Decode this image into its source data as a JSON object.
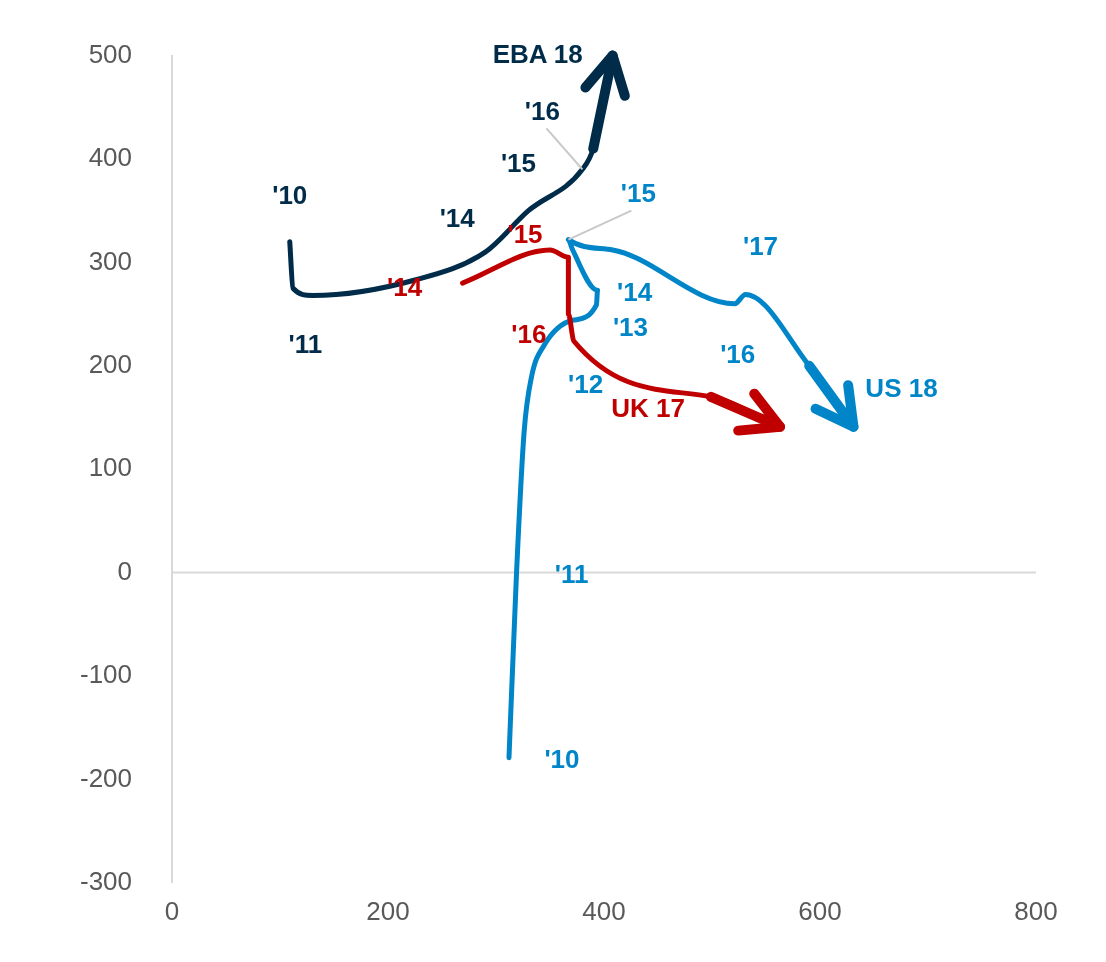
{
  "chart_data": {
    "type": "line",
    "xlim": [
      0,
      800
    ],
    "xticks": [
      0,
      200,
      400,
      600,
      800
    ],
    "ylim": [
      -300,
      500
    ],
    "yticks": [
      -300,
      -200,
      -100,
      0,
      100,
      200,
      300,
      400,
      500
    ],
    "grid": false,
    "legend": false,
    "marker": "none",
    "ref_lines": [
      {
        "axis": "y",
        "value": 0,
        "color": "#d9d9d9"
      }
    ],
    "series": [
      {
        "color": "#002b49",
        "x": [
          109,
          112,
          130,
          225,
          290,
          330,
          380,
          390,
          408
        ],
        "values": [
          320,
          275,
          268,
          283,
          310,
          350,
          390,
          410,
          500
        ]
      },
      {
        "color": "#c00000",
        "x": [
          269,
          350,
          367,
          367,
          372,
          499,
          563
        ],
        "values": [
          280,
          312,
          305,
          250,
          224,
          170,
          141
        ]
      },
      {
        "color": "#0085c8",
        "x": [
          312,
          319,
          326,
          333,
          344,
          371,
          393,
          394,
          371,
          367,
          408,
          521,
          531,
          590,
          631
        ],
        "values": [
          -179,
          0,
          136,
          190,
          219,
          244,
          259,
          273,
          312,
          322,
          312,
          260,
          269,
          200,
          141
        ]
      }
    ],
    "annotations": [
      {
        "text": "'10",
        "x": 109,
        "y": 320
      },
      {
        "text": "'11",
        "x": 130,
        "y": 268
      },
      {
        "text": "'14",
        "x": 290,
        "y": 310
      },
      {
        "text": "'15",
        "x": 330,
        "y": 350
      },
      {
        "text": "'16",
        "x": 380,
        "y": 390
      },
      {
        "text": "EBA 18",
        "x": 408,
        "y": 500
      },
      {
        "text": "'14",
        "x": 269,
        "y": 280
      },
      {
        "text": "'15",
        "x": 350,
        "y": 312
      },
      {
        "text": "'16",
        "x": 372,
        "y": 224
      },
      {
        "text": "UK 17",
        "x": 563,
        "y": 141
      },
      {
        "text": "'10",
        "x": 312,
        "y": -179
      },
      {
        "text": "'11",
        "x": 319,
        "y": 0
      },
      {
        "text": "'12",
        "x": 333,
        "y": 190
      },
      {
        "text": "'13",
        "x": 393,
        "y": 259
      },
      {
        "text": "'14",
        "x": 394,
        "y": 273
      },
      {
        "text": "'15",
        "x": 367,
        "y": 322
      },
      {
        "text": "'16",
        "x": 521,
        "y": 260
      },
      {
        "text": "'17",
        "x": 531,
        "y": 269
      },
      {
        "text": "US 18",
        "x": 631,
        "y": 141
      }
    ]
  }
}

────────────────────

Return every line of the records exactly as given, pictures excluded.

Decode this image into its source data as a JSON object.
{
  "chart_data": {
    "type": "line",
    "xlim": [
      0,
      800
    ],
    "xticks": [
      0,
      200,
      400,
      600,
      800
    ],
    "ylim": [
      -300,
      500
    ],
    "yticks": [
      -300,
      -200,
      -100,
      0,
      100,
      200,
      300,
      400,
      500
    ],
    "grid": false,
    "legend": false,
    "marker": "none",
    "ref_lines": [
      {
        "axis": "y",
        "value": 0,
        "color": "#d9d9d9"
      }
    ],
    "series": [
      {
        "color": "#002b49",
        "x": [
          109,
          112,
          130,
          225,
          290,
          330,
          380,
          390,
          408
        ],
        "values": [
          320,
          275,
          268,
          283,
          310,
          350,
          390,
          410,
          500
        ]
      },
      {
        "color": "#c00000",
        "x": [
          269,
          350,
          367,
          367,
          372,
          499,
          563
        ],
        "values": [
          280,
          312,
          305,
          250,
          224,
          170,
          141
        ]
      },
      {
        "color": "#0085c8",
        "x": [
          312,
          319,
          326,
          333,
          344,
          371,
          393,
          394,
          371,
          367,
          408,
          521,
          531,
          590,
          631
        ],
        "values": [
          -179,
          0,
          136,
          190,
          219,
          244,
          259,
          273,
          312,
          322,
          312,
          260,
          269,
          200,
          141
        ]
      }
    ],
    "annotations": [
      {
        "text": "'10",
        "x": 109,
        "y": 320
      },
      {
        "text": "'11",
        "x": 130,
        "y": 268
      },
      {
        "text": "'14",
        "x": 290,
        "y": 310
      },
      {
        "text": "'15",
        "x": 330,
        "y": 350
      },
      {
        "text": "'16",
        "x": 380,
        "y": 390
      },
      {
        "text": "EBA 18",
        "x": 408,
        "y": 500
      },
      {
        "text": "'14",
        "x": 269,
        "y": 280
      },
      {
        "text": "'15",
        "x": 350,
        "y": 312
      },
      {
        "text": "'16",
        "x": 372,
        "y": 224
      },
      {
        "text": "UK 17",
        "x": 563,
        "y": 141
      },
      {
        "text": "'10",
        "x": 312,
        "y": -179
      },
      {
        "text": "'11",
        "x": 319,
        "y": 0
      },
      {
        "text": "'12",
        "x": 333,
        "y": 190
      },
      {
        "text": "'13",
        "x": 393,
        "y": 259
      },
      {
        "text": "'14",
        "x": 394,
        "y": 273
      },
      {
        "text": "'15",
        "x": 367,
        "y": 322
      },
      {
        "text": "'16",
        "x": 521,
        "y": 260
      },
      {
        "text": "'17",
        "x": 531,
        "y": 269
      },
      {
        "text": "US 18",
        "x": 631,
        "y": 141
      }
    ]
  }
}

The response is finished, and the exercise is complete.